**TASK BRIEF**
Lines before the one containing "Extract the structured" are excluded. Repeat that line and every line after it, exactly.

**EXTRACTED INFORMATION**
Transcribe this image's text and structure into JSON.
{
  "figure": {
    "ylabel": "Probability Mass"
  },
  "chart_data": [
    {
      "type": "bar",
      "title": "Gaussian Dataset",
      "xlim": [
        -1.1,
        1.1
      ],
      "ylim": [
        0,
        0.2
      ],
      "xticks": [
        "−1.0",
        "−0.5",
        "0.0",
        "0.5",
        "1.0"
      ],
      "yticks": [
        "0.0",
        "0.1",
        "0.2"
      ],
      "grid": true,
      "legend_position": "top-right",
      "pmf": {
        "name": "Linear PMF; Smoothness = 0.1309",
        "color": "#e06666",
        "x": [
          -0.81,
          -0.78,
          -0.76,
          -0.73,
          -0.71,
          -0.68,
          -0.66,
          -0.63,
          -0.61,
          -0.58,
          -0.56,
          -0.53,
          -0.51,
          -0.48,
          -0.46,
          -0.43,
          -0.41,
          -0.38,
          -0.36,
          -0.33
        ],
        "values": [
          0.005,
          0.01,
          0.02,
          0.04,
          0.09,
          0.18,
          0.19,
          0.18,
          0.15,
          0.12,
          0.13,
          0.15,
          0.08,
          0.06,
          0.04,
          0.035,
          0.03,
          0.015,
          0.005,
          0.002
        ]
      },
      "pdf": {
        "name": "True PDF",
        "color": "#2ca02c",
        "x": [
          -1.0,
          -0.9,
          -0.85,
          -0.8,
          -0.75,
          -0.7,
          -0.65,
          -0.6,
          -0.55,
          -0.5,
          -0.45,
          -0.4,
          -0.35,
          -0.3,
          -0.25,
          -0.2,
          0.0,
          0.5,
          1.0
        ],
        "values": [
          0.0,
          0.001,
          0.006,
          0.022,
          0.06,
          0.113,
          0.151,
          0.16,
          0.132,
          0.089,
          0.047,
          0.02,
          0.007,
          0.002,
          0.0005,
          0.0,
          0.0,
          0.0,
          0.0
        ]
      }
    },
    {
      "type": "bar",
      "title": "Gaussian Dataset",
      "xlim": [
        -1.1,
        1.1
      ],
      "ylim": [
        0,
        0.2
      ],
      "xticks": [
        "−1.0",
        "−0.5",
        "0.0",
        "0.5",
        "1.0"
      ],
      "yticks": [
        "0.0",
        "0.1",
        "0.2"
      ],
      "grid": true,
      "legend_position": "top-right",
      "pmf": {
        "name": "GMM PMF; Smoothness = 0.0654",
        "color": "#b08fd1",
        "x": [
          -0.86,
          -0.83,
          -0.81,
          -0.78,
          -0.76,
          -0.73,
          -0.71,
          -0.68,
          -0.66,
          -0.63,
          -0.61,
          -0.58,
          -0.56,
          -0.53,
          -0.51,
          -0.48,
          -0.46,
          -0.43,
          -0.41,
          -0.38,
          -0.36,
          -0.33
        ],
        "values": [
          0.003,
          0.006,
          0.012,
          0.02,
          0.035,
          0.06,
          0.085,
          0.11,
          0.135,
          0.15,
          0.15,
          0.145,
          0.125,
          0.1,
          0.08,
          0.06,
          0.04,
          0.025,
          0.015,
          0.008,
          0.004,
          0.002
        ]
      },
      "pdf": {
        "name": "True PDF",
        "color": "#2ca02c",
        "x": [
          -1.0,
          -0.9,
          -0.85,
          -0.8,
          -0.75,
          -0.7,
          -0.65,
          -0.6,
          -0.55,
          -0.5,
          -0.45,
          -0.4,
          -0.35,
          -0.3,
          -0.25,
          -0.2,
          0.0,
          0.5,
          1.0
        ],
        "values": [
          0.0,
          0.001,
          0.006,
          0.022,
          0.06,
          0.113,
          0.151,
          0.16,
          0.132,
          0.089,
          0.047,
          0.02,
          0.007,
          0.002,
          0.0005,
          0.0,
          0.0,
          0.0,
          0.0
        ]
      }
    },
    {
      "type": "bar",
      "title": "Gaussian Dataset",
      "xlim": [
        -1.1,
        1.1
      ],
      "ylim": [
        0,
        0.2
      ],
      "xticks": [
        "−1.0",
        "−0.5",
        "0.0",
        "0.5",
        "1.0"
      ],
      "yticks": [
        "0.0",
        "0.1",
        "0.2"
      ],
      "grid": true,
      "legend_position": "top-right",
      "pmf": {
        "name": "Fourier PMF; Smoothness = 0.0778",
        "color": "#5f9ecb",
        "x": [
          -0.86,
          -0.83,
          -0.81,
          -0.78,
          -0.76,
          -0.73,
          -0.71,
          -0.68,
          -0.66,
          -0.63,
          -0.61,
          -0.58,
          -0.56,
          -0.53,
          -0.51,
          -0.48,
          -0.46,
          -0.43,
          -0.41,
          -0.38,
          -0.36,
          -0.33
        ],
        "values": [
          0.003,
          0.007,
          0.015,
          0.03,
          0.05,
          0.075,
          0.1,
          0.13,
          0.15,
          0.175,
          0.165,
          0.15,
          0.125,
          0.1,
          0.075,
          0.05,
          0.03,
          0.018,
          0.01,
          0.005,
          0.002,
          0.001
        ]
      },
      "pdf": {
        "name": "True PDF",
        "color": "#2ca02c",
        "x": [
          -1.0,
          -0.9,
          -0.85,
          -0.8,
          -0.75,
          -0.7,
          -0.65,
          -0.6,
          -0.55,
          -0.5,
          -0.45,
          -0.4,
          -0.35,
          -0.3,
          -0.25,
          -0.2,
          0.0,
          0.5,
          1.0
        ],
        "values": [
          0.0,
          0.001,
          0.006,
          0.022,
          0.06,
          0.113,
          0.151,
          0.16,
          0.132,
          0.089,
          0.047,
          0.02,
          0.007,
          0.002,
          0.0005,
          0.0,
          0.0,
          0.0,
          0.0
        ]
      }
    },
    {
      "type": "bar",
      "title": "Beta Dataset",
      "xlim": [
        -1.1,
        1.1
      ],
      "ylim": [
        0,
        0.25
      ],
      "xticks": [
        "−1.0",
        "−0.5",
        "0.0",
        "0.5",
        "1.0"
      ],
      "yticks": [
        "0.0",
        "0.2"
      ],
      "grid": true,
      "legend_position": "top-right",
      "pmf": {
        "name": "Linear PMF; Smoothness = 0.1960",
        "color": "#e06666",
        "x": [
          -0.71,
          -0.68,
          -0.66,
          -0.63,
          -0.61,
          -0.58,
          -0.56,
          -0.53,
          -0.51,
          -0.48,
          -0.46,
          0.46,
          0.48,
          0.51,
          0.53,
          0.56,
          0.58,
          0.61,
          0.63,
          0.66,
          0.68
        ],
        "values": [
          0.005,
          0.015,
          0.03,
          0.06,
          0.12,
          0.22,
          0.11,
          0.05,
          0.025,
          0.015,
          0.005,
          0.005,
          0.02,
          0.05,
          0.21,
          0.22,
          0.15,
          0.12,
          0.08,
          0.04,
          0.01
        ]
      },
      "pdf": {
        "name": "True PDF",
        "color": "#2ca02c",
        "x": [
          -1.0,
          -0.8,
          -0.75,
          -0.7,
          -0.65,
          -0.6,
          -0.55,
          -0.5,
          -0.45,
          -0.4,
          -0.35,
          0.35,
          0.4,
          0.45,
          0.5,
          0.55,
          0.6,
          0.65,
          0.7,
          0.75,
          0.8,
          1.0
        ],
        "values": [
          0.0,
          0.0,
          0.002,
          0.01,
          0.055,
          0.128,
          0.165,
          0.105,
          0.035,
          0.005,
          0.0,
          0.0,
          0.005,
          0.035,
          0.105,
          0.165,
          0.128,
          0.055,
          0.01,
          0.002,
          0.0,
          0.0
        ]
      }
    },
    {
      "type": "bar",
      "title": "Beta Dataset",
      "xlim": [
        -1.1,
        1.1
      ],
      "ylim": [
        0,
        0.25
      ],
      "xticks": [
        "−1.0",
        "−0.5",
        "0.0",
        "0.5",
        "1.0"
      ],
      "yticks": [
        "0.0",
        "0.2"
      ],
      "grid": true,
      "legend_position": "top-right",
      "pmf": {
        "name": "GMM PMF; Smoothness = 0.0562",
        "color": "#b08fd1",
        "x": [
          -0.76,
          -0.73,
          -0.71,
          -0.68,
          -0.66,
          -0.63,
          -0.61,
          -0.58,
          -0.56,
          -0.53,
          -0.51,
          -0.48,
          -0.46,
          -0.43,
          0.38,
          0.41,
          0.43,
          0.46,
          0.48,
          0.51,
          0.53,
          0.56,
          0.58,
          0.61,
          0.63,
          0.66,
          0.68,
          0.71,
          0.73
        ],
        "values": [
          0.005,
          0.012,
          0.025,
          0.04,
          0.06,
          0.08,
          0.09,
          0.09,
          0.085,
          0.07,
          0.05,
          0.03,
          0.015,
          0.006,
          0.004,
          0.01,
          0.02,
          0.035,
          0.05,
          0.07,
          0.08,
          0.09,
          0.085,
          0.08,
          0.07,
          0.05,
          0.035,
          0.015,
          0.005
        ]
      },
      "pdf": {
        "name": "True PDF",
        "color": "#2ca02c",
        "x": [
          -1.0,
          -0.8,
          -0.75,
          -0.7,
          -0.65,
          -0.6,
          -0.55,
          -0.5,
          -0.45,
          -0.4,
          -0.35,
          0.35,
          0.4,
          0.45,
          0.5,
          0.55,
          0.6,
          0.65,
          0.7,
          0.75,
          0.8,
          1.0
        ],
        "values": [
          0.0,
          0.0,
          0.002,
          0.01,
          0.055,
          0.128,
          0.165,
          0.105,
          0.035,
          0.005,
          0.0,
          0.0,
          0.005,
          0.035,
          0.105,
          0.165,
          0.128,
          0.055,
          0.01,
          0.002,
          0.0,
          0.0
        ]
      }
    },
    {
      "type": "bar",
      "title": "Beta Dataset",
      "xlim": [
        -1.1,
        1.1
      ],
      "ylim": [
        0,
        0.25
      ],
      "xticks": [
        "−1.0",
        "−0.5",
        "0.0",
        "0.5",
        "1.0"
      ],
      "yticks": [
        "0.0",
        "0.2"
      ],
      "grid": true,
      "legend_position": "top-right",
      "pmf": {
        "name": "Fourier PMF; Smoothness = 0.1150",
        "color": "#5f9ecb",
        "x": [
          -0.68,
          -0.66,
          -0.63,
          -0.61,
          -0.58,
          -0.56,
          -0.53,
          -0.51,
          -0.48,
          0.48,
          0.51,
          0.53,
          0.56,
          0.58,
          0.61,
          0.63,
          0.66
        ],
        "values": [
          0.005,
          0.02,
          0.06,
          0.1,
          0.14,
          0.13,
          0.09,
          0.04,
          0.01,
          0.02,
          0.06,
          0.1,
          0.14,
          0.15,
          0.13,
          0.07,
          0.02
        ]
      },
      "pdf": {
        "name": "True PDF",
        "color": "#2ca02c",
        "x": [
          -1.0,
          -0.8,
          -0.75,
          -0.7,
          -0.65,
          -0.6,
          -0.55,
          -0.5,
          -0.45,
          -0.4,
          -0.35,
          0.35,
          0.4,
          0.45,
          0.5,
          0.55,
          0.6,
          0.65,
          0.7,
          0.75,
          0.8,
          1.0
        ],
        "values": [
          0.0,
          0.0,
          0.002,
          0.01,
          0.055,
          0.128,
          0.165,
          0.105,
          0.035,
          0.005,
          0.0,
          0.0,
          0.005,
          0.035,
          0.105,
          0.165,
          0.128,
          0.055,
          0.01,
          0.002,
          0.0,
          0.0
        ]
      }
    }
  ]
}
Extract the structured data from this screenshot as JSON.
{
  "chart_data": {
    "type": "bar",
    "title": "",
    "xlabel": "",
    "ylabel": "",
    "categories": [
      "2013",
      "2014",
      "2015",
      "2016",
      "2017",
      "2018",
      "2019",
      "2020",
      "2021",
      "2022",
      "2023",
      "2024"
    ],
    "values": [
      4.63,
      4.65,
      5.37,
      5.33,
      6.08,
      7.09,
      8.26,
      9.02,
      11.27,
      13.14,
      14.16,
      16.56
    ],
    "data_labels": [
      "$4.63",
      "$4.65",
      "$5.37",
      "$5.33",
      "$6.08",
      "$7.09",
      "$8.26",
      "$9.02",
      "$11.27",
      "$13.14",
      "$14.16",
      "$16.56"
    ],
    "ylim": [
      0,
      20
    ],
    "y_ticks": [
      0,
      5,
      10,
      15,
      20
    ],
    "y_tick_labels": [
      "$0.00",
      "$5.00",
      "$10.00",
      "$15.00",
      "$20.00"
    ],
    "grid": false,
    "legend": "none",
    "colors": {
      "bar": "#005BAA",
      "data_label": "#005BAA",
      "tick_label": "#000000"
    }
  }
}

**REPLY TO THE TASK**
Extract the structured data from this screenshot as JSON.
{
  "chart_data": {
    "type": "bar",
    "title": "",
    "xlabel": "",
    "ylabel": "",
    "categories": [
      "2013",
      "2014",
      "2015",
      "2016",
      "2017",
      "2018",
      "2019",
      "2020",
      "2021",
      "2022",
      "2023",
      "2024"
    ],
    "values": [
      4.63,
      4.65,
      5.37,
      5.33,
      6.08,
      7.09,
      8.26,
      9.02,
      11.27,
      13.14,
      14.16,
      16.56
    ],
    "data_labels": [
      "$4.63",
      "$4.65",
      "$5.37",
      "$5.33",
      "$6.08",
      "$7.09",
      "$8.26",
      "$9.02",
      "$11.27",
      "$13.14",
      "$14.16",
      "$16.56"
    ],
    "ylim": [
      0,
      20
    ],
    "y_ticks": [
      0,
      5,
      10,
      15,
      20
    ],
    "y_tick_labels": [
      "$0.00",
      "$5.00",
      "$10.00",
      "$15.00",
      "$20.00"
    ],
    "grid": false,
    "legend": "none",
    "colors": {
      "bar": "#005BAA",
      "data_label": "#005BAA",
      "tick_label": "#000000"
    }
  }
}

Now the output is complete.